→ **Task requirements**
For the material that follows, list every line containing the word "وجاء".

→ **Dataset content**
☆ ☆ ☆ ☆ ☆ ☆ ☆

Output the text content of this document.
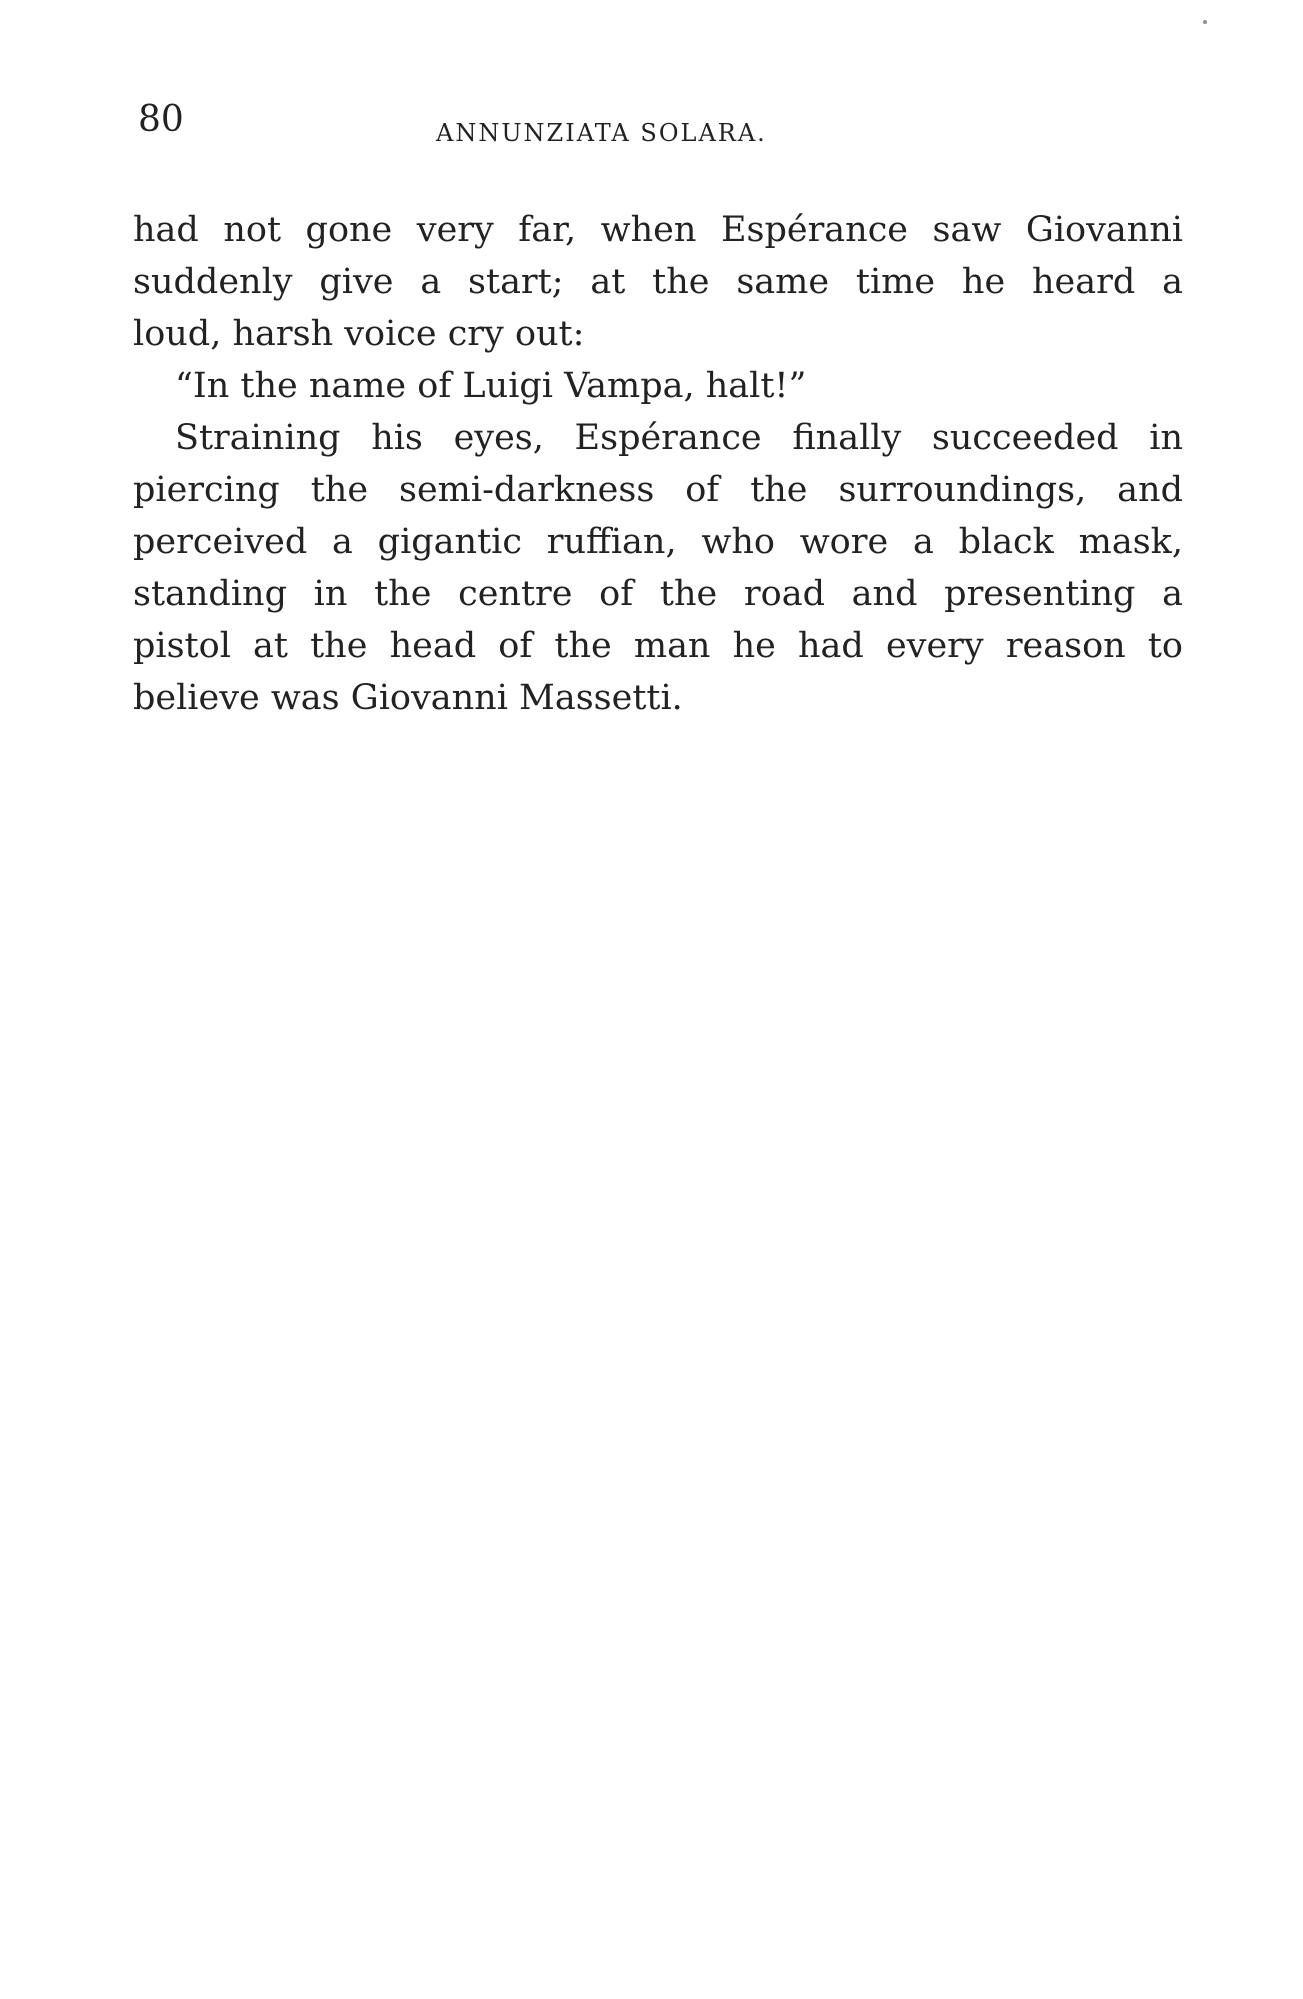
80	ANNUNZIATA SOLARA.
had not gone very far, when Espérance saw Giovanni
suddenly give a start; at the same time he heard a
loud, harsh voice cry out:
“In the name of Luigi Vampa, halt!”
Straining his eyes, Espérance finally succeeded in
piercing the semi-darkness of the surroundings, and
perceived a gigantic ruffian, who wore a black mask,
standing in the centre of the road and presenting a
pistol at the head of the man he had every reason to
believe was Giovanni Massetti.
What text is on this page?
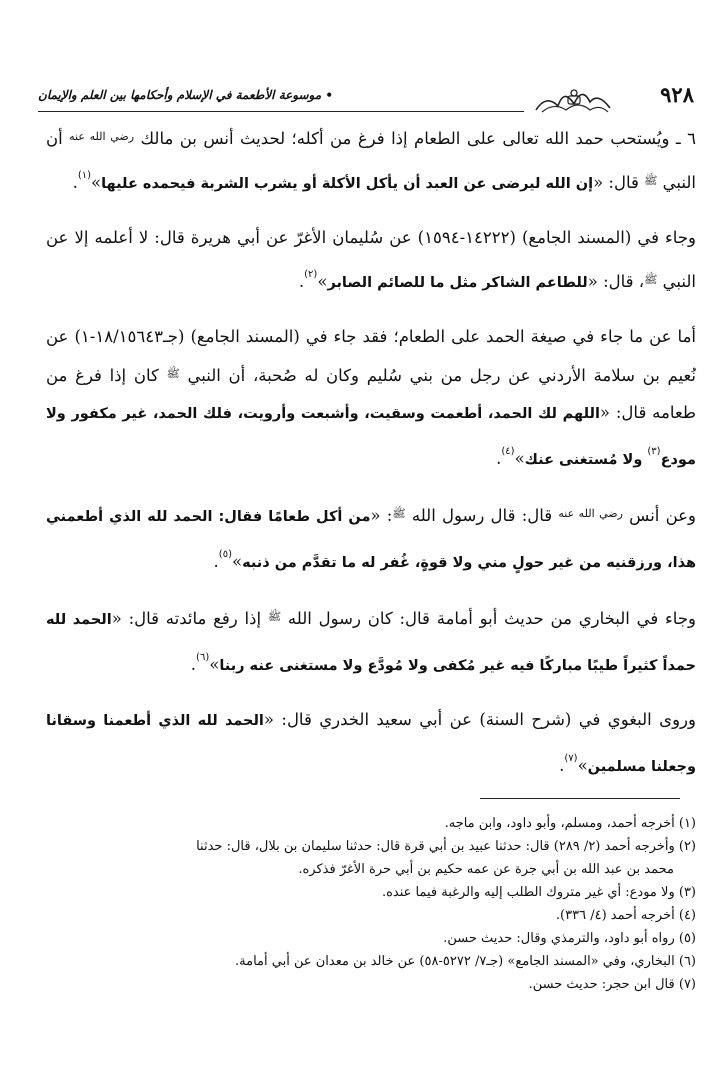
٩٢٨
• موسوعة الأطعمة في الإسلام وأحكامها بين العلم والإيمان

٦ ـ ويُستحب حمد الله تعالى على الطعام إذا فرغ من أكله؛ لحديث أنس بن مالك $^{رضي الله عنه}$ أن النبي $^ﷺ$ قال: «إن الله ليرضى عن العبد أن يأكل الأكلة أو يشرب الشربة فيحمده عليها»$^{(١)}$.

وجاء في (المسند الجامع) (١٤٢٢٢-١٥٩٤) عن سُليمان الأغرّ عن أبي هريرة قال: لا أعلمه إلا عن النبي $^ﷺ$، قال: «للطاعم الشاكر مثل ما للصائم الصابر»$^{(٢)}$.

أما عن ما جاء في صيغة الحمد على الطعام؛ فقد جاء في (المسند الجامع) (جـ١٨/١٥٦٤٣-١) عن نُعيم بن سلامة الأردني عن رجل من بني سُليم وكان له صُحبة، أن النبي $^ﷺ$ كان إذا فرغ من طعامه قال: «اللهم لك الحمد، أطعمت وسقيت، وأشبعت وأرويت، فلك الحمد، غير مكفور ولا مودع$^{(٣)}$ ولا مُستغنى عنك»$^{(٤)}$.

وعن أنس $^{رضي الله عنه}$ قال: قال رسول الله $^ﷺ$: «من أكل طعامًا فقال: الحمد لله الذي أطعمني هذا، ورزقنيه من غير حولٍ مني ولا قوةٍ، غُفر له ما تقدَّم من ذنبه»$^{(٥)}$.

وجاء في البخاري من حديث أبو أمامة قال: كان رسول الله $^ﷺ$ إذا رفع مائدته قال: «الحمد لله حمداً كثيراً طيبًا مباركًا فيه غير مُكفى ولا مُودَّع ولا مستغنى عنه ربنا»$^{(٦)}$.

وروى البغوي في (شرح السنة) عن أبي سعيد الخدري قال: «الحمد لله الذي أطعمنا وسقانا وجعلنا مسلمين»$^{(٧)}$.

(١) أخرجه أحمد، ومسلم، وأبو داود، وابن ماجه.

(٢) وأخرجه أحمد (٢/ ٢٨٩) قال: حدثنا عبيد بن أبي قرة قال: حدثنا سليمان بن بلال، قال: حدثنا

محمد بن عبد الله بن أبي جرة عن عمه حكيم بن أبي حرة الأغرّ فذكره.

(٣) ولا مودع: أي غير متروك الطلب إليه والرغبة فيما عنده.

(٤) أخرجه أحمد (٤/ ٣٣٦).

(٥) رواه أبو داود، والترمذي وقال: حديث حسن.

(٦) البخاري، وفي «المسند الجامع» (جـ٧/ ٥٢٧٢-٥٨) عن خالد بن معدان عن أبي أمامة.

(٧) قال ابن حجر: حديث حسن.
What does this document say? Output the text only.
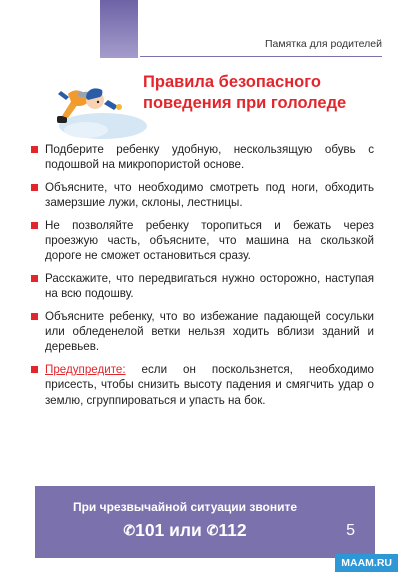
Памятка для родителей
Правила безопасного
поведения при гололеде
Подберите ребенку удобную, нескользящую обувь с подошвой на микропористой основе.
Объясните, что необходимо смотреть под ноги, обходить замерзшие лужи, склоны, лестницы.
Не позволяйте ребенку торопиться и бежать через проезжую часть, объясните, что машина на скользкой дороге не сможет остановиться сразу.
Расскажите, что передвигаться нужно осторожно, наступая на всю подошву.
Объясните ребенку, что во избежание падающей сосульки или обледенелой ветки нельзя ходить вблизи зданий и деревьев.
Предупредите: если он поскользнется, необходимо присесть, чтобы снизить высоту падения и смягчить удар о землю, сгруппироваться и упасть на бок.
При чрезвычайной ситуации звоните
✆101 или ✆112	5
MAAM.RU
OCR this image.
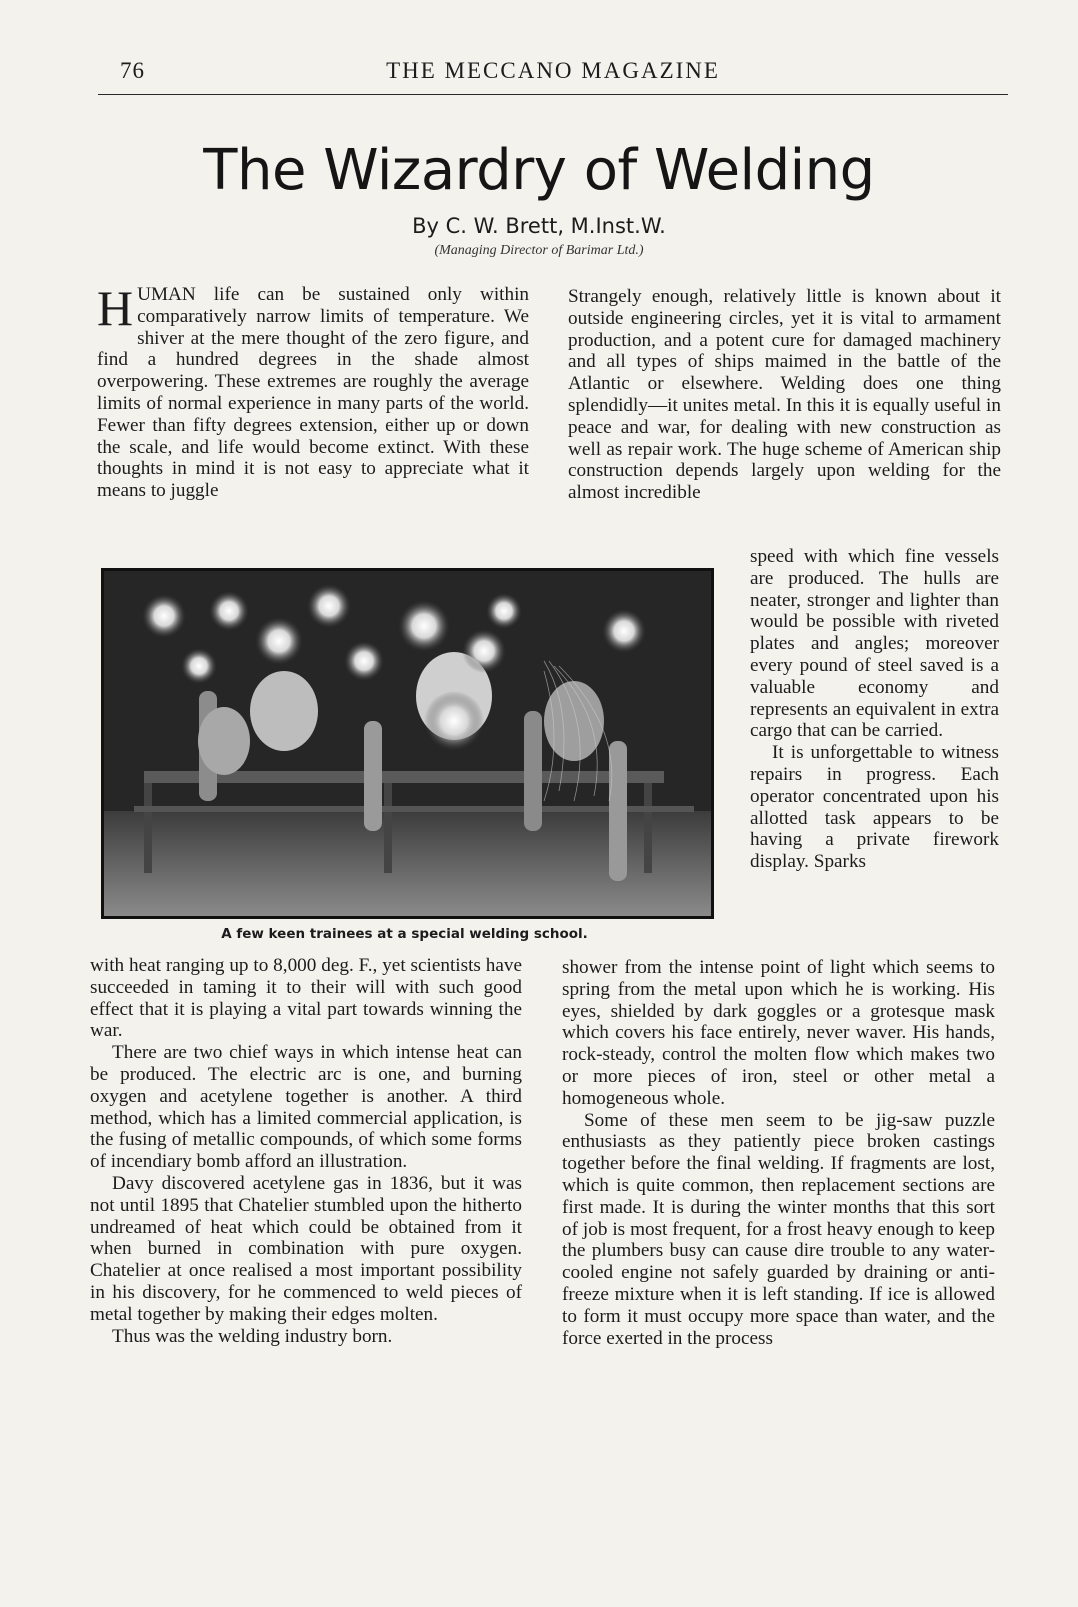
76	THE MECCANO MAGAZINE
The Wizardry of Welding
By C. W. Brett, M.Inst.W.
(Managing Director of Barimar Ltd.)

HUMAN life can be sustained only within comparatively narrow limits of temperature. We shiver at the mere thought of the zero figure, and find a hundred degrees in the shade almost overpowering. These extremes are roughly the average limits of normal experience in many parts of the world. Fewer than fifty degrees extension, either up or down the scale, and life would become extinct. With these thoughts in mind it is not easy to appreciate what it means to juggle

Strangely enough, relatively little is known about it outside engineering circles, yet it is vital to armament production, and a potent cure for damaged machinery and all types of ships maimed in the battle of the Atlantic or elsewhere. Welding does one thing splendidly—it unites metal. In this it is equally useful in peace and war, for dealing with new construction as well as repair work. The huge scheme of American ship construction depends largely upon welding for the almost incredible

speed with which fine vessels are produced. The hulls are neater, stronger and lighter than would be possible with riveted plates and angles; moreover every pound of steel saved is a valuable economy and represents an equivalent in extra cargo that can be carried.

It is unforgettable to witness repairs in progress. Each operator concentrated upon his allotted task appears to be having a private firework display. Sparks

A few keen trainees at a special welding school.

with heat ranging up to 8,000 deg. F., yet scientists have succeeded in taming it to their will with such good effect that it is playing a vital part towards winning the war.

There are two chief ways in which intense heat can be produced. The electric arc is one, and burning oxygen and acetylene together is another. A third method, which has a limited commercial application, is the fusing of metallic compounds, of which some forms of incendiary bomb afford an illustration.

Davy discovered acetylene gas in 1836, but it was not until 1895 that Chatelier stumbled upon the hitherto undreamed of heat which could be obtained from it when burned in combination with pure oxygen. Chatelier at once realised a most important possibility in his discovery, for he commenced to weld pieces of metal together by making their edges molten.

Thus was the welding industry born.

shower from the intense point of light which seems to spring from the metal upon which he is working. His eyes, shielded by dark goggles or a grotesque mask which covers his face entirely, never waver. His hands, rock-steady, control the molten flow which makes two or more pieces of iron, steel or other metal a homogeneous whole.

Some of these men seem to be jig-saw puzzle enthusiasts as they patiently piece broken castings together before the final welding. If fragments are lost, which is quite common, then replacement sections are first made. It is during the winter months that this sort of job is most frequent, for a frost heavy enough to keep the plumbers busy can cause dire trouble to any water-cooled engine not safely guarded by draining or anti-freeze mixture when it is left standing. If ice is allowed to form it must occupy more space than water, and the force exerted in the process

☆ ☆ ☆ ☆ ☆ ☆ ☆

→ **Answer for the task**
وجاء في (المسند الجامع) (١٤٢٢٢-١٥٩٤) عن سُليمان الأغرّ عن أبي هريرة قال: لا أعلمه إلا عن النبي $^ﷺ$، قال: «للطاعم الشاكر مثل ما للصائم الصابر»$^{(٢)}$.
وجاء في البخاري من حديث أبو أمامة قال: كان رسول الله $^ﷺ$ إذا رفع مائدته قال: «الحمد لله حمداً كثيراً طيبًا مباركًا فيه غير مُكفى ولا مُودَّع ولا مستغنى عنه ربنا»$^{(٦)}$.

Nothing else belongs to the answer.